__What you will do__. All records are to be retyped faithfully and completely.

__Data excerpts__.

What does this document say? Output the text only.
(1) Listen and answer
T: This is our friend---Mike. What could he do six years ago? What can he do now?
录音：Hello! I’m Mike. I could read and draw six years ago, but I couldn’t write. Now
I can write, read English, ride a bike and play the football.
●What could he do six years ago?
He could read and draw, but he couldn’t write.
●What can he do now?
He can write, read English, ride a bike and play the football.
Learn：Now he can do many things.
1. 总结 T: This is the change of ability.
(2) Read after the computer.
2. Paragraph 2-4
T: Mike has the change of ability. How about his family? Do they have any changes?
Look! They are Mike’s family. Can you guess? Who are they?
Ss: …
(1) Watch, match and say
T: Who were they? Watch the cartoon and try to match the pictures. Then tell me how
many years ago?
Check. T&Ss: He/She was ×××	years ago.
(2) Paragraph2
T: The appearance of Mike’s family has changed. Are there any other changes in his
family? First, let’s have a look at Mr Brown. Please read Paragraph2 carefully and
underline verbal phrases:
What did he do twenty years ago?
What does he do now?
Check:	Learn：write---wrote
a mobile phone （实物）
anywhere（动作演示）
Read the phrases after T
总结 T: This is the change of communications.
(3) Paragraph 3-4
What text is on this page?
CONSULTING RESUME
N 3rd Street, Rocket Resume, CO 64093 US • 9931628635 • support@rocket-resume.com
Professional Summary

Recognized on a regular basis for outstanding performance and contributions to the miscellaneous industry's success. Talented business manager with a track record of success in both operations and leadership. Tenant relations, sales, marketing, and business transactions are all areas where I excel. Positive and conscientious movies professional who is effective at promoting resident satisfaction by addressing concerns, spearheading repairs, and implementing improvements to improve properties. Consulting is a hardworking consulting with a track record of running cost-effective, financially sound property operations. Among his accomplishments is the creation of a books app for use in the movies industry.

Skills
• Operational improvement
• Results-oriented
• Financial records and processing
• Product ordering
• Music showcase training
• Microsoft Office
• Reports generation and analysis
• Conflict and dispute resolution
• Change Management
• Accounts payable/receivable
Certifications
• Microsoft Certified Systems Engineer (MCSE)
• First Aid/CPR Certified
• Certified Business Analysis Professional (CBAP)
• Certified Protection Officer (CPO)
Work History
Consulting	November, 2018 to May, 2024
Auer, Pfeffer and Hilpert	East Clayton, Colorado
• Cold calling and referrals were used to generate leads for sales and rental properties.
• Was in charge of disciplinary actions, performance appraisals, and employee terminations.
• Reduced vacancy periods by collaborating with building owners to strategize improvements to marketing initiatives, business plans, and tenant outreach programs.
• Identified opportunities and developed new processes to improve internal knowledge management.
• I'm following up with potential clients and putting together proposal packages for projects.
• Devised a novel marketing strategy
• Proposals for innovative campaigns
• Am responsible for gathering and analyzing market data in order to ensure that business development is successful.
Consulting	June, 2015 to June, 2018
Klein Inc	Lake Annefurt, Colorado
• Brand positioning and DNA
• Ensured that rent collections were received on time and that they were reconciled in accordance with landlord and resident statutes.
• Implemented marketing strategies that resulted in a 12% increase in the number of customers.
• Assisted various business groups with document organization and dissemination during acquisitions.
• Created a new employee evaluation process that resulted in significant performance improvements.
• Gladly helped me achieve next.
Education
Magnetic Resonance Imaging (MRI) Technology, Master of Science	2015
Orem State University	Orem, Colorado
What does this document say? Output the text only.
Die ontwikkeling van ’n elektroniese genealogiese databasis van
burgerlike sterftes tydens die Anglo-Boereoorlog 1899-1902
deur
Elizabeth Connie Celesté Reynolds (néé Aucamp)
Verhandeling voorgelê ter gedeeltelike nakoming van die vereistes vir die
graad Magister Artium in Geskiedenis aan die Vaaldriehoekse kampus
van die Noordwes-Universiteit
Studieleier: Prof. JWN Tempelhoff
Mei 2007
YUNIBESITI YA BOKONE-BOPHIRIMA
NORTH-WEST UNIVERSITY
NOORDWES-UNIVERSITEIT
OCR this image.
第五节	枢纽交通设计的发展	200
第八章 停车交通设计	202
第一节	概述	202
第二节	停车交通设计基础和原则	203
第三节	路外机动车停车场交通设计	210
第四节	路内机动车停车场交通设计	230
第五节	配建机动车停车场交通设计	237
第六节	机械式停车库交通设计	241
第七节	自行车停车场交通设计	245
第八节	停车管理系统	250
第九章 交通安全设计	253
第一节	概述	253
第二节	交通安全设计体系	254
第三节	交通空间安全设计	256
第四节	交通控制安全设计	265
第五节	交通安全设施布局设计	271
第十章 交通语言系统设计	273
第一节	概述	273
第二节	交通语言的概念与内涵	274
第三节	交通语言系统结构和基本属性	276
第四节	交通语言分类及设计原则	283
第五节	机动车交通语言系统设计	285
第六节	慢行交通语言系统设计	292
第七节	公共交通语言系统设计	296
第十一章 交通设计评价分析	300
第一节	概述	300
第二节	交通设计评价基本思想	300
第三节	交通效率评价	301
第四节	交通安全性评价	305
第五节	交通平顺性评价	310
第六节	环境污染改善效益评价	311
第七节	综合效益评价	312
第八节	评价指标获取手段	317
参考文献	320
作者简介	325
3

__Result of this exercise__.
What does this document say? Output the text only.
(1) Listen and answer
T: This is our friend---Mike. What could he do six years ago? What can he do now?
录音：Hello! I’m Mike. I could read and draw six years ago, but I couldn’t write. Now
I can write, read English, ride a bike and play the football.
●What could he do six years ago?
He could read and draw, but he couldn’t write.
●What can he do now?
He can write, read English, ride a bike and play the football.
Learn：Now he can do many things.
1. 总结 T: This is the change of ability.
(2) Read after the computer.
2. Paragraph 2-4
T: Mike has the change of ability. How about his family? Do they have any changes?
Look! They are Mike’s family. Can you guess? Who are they?
Ss: …
(1) Watch, match and say
T: Who were they? Watch the cartoon and try to match the pictures. Then tell me how
many years ago?
Check. T&Ss: He/She was ×××	years ago.
(2) Paragraph2
T: The appearance of Mike’s family has changed. Are there any other changes in his
family? First, let’s have a look at Mr Brown. Please read Paragraph2 carefully and
underline verbal phrases:
What did he do twenty years ago?
What does he do now?
Check:	Learn：write---wrote
a mobile phone （实物）
anywhere（动作演示）
Read the phrases after T
总结 T: This is the change of communications.
(3) Paragraph 3-4
What text is on this page?
CONSULTING RESUME
N 3rd Street, Rocket Resume, CO 64093 US • 9931628635 • support@rocket-resume.com
Professional Summary

Recognized on a regular basis for outstanding performance and contributions to the miscellaneous industry's success. Talented business manager with a track record of success in both operations and leadership. Tenant relations, sales, marketing, and business transactions are all areas where I excel. Positive and conscientious movies professional who is effective at promoting resident satisfaction by addressing concerns, spearheading repairs, and implementing improvements to improve properties. Consulting is a hardworking consulting with a track record of running cost-effective, financially sound property operations. Among his accomplishments is the creation of a books app for use in the movies industry.

Skills
• Operational improvement
• Results-oriented
• Financial records and processing
• Product ordering
• Music showcase training
• Microsoft Office
• Reports generation and analysis
• Conflict and dispute resolution
• Change Management
• Accounts payable/receivable
Certifications
• Microsoft Certified Systems Engineer (MCSE)
• First Aid/CPR Certified
• Certified Business Analysis Professional (CBAP)
• Certified Protection Officer (CPO)
Work History
Consulting	November, 2018 to May, 2024
Auer, Pfeffer and Hilpert	East Clayton, Colorado
• Cold calling and referrals were used to generate leads for sales and rental properties.
• Was in charge of disciplinary actions, performance appraisals, and employee terminations.
• Reduced vacancy periods by collaborating with building owners to strategize improvements to marketing initiatives, business plans, and tenant outreach programs.
• Identified opportunities and developed new processes to improve internal knowledge management.
• I'm following up with potential clients and putting together proposal packages for projects.
• Devised a novel marketing strategy
• Proposals for innovative campaigns
• Am responsible for gathering and analyzing market data in order to ensure that business development is successful.
Consulting	June, 2015 to June, 2018
Klein Inc	Lake Annefurt, Colorado
• Brand positioning and DNA
• Ensured that rent collections were received on time and that they were reconciled in accordance with landlord and resident statutes.
• Implemented marketing strategies that resulted in a 12% increase in the number of customers.
• Assisted various business groups with document organization and dissemination during acquisitions.
• Created a new employee evaluation process that resulted in significant performance improvements.
• Gladly helped me achieve next.
Education
Magnetic Resonance Imaging (MRI) Technology, Master of Science	2015
Orem State University	Orem, Colorado
What does this document say? Output the text only.
Die ontwikkeling van ’n elektroniese genealogiese databasis van
burgerlike sterftes tydens die Anglo-Boereoorlog 1899-1902
deur
Elizabeth Connie Celesté Reynolds (néé Aucamp)
Verhandeling voorgelê ter gedeeltelike nakoming van die vereistes vir die
graad Magister Artium in Geskiedenis aan die Vaaldriehoekse kampus
van die Noordwes-Universiteit
Studieleier: Prof. JWN Tempelhoff
Mei 2007
YUNIBESITI YA BOKONE-BOPHIRIMA
NORTH-WEST UNIVERSITY
NOORDWES-UNIVERSITEIT
OCR this image.
第五节	枢纽交通设计的发展	200
第八章 停车交通设计	202
第一节	概述	202
第二节	停车交通设计基础和原则	203
第三节	路外机动车停车场交通设计	210
第四节	路内机动车停车场交通设计	230
第五节	配建机动车停车场交通设计	237
第六节	机械式停车库交通设计	241
第七节	自行车停车场交通设计	245
第八节	停车管理系统	250
第九章 交通安全设计	253
第一节	概述	253
第二节	交通安全设计体系	254
第三节	交通空间安全设计	256
第四节	交通控制安全设计	265
第五节	交通安全设施布局设计	271
第十章 交通语言系统设计	273
第一节	概述	273
第二节	交通语言的概念与内涵	274
第三节	交通语言系统结构和基本属性	276
第四节	交通语言分类及设计原则	283
第五节	机动车交通语言系统设计	285
第六节	慢行交通语言系统设计	292
第七节	公共交通语言系统设计	296
第十一章 交通设计评价分析	300
第一节	概述	300
第二节	交通设计评价基本思想	300
第三节	交通效率评价	301
第四节	交通安全性评价	305
第五节	交通平顺性评价	310
第六节	环境污染改善效益评价	311
第七节	综合效益评价	312
第八节	评价指标获取手段	317
参考文献	320
作者简介	325
3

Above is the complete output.